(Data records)
········
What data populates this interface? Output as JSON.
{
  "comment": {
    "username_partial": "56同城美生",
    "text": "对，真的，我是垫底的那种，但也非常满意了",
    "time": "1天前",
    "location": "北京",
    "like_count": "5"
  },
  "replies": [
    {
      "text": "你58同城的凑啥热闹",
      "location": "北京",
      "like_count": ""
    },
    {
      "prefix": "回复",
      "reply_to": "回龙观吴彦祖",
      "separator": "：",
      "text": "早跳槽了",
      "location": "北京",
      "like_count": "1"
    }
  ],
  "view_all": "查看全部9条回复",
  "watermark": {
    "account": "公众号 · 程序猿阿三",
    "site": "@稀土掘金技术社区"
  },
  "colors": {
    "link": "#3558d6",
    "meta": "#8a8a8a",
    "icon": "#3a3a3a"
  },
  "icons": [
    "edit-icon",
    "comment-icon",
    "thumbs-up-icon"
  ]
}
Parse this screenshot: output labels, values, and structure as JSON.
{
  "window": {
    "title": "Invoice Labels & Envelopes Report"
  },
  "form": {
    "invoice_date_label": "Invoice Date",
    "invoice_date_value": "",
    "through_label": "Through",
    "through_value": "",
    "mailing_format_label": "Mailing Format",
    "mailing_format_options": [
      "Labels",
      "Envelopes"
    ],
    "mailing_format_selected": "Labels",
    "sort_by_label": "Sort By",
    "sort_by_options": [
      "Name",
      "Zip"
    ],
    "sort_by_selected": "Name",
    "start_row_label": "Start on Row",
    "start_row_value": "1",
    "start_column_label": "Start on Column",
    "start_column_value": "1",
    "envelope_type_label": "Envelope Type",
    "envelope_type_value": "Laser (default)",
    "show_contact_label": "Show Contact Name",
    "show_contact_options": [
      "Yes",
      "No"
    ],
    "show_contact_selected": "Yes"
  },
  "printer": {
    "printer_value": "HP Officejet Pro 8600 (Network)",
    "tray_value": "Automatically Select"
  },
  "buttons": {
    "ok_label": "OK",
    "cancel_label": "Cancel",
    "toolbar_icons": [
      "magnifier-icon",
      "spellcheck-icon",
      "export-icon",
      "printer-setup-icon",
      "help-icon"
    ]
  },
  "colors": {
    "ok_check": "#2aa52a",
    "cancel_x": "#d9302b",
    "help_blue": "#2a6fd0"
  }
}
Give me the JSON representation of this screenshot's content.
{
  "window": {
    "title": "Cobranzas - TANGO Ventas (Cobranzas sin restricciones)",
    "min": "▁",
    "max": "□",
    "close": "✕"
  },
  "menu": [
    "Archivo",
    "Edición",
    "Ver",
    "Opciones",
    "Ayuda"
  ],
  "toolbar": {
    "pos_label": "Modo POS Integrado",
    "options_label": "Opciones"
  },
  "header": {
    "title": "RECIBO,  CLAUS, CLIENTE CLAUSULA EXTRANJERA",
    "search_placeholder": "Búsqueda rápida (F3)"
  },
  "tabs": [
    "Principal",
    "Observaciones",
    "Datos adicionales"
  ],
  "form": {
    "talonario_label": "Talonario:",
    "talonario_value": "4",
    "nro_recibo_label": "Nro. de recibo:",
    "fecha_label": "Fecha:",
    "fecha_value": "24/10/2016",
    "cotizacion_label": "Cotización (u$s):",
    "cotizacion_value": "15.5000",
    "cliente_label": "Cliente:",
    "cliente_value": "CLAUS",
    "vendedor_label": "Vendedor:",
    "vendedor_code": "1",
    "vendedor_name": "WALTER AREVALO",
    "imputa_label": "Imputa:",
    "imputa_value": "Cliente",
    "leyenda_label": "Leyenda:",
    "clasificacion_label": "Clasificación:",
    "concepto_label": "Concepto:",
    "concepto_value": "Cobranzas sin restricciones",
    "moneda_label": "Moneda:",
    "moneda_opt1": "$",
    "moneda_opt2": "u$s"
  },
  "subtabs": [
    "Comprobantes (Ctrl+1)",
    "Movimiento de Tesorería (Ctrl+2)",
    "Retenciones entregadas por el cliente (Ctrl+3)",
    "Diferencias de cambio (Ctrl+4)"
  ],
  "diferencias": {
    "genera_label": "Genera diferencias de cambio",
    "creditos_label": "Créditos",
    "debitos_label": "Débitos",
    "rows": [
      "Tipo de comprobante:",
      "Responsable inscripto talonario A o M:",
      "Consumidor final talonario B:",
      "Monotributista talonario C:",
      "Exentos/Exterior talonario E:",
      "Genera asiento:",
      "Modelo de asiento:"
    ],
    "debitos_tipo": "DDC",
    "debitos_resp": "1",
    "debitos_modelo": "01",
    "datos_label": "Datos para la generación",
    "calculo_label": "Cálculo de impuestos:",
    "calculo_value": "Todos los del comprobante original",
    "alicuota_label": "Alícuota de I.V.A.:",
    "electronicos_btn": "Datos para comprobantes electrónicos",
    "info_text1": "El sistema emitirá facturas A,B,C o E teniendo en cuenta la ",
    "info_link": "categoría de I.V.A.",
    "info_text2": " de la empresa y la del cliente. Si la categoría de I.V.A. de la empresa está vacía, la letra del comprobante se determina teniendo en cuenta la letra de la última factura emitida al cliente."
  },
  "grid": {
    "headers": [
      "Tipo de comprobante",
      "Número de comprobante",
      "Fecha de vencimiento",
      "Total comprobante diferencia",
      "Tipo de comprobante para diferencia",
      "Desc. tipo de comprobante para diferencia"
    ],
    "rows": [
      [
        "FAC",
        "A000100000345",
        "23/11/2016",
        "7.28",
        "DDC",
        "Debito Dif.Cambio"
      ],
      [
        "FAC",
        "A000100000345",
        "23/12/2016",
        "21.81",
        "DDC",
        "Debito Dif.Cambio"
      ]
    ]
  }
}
········
§ **WRITTEN PROBLEM**: In the records above, locate each line with the word "Cobranzas". Copy all such lines.

§ **SOLUTION**:
    "title": "Cobranzas - TANGO Ventas (Cobranzas sin restricciones)",
    "concepto_value": "Cobranzas sin restricciones",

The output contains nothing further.